───── INFORMATION SUPPLIED ─────
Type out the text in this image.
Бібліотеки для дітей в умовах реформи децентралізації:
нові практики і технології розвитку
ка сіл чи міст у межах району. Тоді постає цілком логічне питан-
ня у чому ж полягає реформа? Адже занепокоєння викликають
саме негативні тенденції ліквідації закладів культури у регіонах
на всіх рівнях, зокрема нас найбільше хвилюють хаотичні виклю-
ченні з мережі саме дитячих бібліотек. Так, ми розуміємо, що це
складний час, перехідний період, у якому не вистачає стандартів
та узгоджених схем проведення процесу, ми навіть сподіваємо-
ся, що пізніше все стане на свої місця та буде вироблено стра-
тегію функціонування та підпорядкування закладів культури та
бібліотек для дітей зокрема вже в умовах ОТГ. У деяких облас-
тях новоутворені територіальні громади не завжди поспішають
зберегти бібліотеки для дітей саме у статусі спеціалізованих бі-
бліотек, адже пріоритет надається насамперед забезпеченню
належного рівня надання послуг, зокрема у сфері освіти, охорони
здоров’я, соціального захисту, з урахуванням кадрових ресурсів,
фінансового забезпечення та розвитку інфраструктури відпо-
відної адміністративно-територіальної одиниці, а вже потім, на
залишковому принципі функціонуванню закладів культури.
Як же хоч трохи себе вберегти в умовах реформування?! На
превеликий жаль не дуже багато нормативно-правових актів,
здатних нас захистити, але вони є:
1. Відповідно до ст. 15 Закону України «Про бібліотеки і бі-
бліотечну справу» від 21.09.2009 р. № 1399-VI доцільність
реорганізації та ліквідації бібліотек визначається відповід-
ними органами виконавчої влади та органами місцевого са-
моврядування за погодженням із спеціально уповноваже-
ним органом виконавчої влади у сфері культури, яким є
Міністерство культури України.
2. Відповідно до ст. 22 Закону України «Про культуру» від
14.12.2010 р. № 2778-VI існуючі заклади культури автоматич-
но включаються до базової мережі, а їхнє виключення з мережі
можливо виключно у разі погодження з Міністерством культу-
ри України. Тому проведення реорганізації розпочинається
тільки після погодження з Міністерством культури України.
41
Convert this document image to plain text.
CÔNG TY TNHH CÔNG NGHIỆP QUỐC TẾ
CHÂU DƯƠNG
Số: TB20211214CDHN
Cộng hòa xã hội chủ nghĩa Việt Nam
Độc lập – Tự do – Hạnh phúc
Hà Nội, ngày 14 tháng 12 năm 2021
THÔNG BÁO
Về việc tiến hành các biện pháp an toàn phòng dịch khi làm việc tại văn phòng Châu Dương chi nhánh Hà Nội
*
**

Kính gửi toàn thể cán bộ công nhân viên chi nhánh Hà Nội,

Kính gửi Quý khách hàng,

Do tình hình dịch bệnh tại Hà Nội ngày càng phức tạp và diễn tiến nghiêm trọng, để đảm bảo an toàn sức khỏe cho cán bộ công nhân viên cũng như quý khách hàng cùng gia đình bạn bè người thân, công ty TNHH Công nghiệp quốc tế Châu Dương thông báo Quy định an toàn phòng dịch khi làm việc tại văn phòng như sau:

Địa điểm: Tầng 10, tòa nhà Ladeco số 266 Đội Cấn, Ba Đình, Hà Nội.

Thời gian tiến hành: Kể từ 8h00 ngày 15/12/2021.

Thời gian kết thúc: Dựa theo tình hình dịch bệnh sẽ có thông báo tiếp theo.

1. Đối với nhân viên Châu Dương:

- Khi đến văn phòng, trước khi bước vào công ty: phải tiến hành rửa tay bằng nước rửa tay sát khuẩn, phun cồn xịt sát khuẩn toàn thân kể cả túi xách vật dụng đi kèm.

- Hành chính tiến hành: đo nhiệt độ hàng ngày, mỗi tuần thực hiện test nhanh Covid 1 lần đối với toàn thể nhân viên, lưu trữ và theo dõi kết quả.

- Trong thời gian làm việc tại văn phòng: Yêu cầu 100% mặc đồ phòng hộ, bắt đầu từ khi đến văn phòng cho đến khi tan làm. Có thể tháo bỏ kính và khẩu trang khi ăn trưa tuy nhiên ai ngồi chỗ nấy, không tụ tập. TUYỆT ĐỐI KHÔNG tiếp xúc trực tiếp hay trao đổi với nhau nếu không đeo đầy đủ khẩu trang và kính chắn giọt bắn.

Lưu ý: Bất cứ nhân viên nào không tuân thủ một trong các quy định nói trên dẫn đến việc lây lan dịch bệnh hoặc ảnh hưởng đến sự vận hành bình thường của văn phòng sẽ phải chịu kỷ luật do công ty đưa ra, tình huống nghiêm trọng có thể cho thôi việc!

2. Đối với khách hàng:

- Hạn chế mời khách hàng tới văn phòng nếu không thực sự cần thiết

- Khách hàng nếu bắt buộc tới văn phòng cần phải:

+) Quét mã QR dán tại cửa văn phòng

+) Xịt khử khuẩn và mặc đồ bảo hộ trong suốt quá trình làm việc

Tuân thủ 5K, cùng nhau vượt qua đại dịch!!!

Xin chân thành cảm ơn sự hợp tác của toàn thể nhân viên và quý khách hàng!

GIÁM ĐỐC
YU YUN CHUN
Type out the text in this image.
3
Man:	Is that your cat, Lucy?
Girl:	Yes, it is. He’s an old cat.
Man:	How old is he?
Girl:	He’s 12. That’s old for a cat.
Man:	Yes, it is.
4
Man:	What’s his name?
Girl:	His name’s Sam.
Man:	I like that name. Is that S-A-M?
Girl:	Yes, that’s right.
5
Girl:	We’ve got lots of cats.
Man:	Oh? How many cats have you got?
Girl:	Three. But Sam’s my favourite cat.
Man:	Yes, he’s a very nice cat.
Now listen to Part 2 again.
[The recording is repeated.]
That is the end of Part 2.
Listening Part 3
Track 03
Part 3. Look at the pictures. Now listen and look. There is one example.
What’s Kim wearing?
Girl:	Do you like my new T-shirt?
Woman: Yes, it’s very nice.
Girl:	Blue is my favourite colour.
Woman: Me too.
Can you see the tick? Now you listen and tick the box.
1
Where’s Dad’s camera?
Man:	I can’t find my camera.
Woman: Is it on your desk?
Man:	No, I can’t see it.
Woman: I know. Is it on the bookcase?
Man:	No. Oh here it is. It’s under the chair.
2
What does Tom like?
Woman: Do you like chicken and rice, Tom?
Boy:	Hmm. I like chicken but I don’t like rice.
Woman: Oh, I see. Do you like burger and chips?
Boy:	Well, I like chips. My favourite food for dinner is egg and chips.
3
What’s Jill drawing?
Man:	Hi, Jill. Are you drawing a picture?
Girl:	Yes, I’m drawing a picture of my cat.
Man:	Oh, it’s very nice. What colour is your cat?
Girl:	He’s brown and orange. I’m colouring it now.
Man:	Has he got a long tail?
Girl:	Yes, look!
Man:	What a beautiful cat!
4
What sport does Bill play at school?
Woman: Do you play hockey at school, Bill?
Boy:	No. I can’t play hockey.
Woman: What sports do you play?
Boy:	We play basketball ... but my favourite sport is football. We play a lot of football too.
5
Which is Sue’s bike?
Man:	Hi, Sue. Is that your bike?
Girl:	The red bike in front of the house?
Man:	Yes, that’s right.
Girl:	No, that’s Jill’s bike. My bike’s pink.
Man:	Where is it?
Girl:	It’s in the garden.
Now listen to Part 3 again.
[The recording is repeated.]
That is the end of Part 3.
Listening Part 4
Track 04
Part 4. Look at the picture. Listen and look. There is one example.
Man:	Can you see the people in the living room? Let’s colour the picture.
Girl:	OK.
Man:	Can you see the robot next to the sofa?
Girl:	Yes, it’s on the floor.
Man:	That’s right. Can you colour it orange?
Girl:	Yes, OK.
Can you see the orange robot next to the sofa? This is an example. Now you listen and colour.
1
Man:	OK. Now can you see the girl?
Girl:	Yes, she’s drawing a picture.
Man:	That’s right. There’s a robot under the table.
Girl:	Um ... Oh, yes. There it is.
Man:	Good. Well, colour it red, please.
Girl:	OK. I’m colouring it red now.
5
─────
PROBLEM REQUIREMENTS.
Filter for "favourite". Return all lines that hold it.

RESPONSE FOR THIS EXERCISE.
Girl:	Three. But Sam’s my favourite cat.
Girl:	Blue is my favourite colour.
Boy:	Well, I like chips. My favourite food for dinner is egg and chips.
Boy:	We play basketball ... but my favourite sport is football. We play a lot of football too.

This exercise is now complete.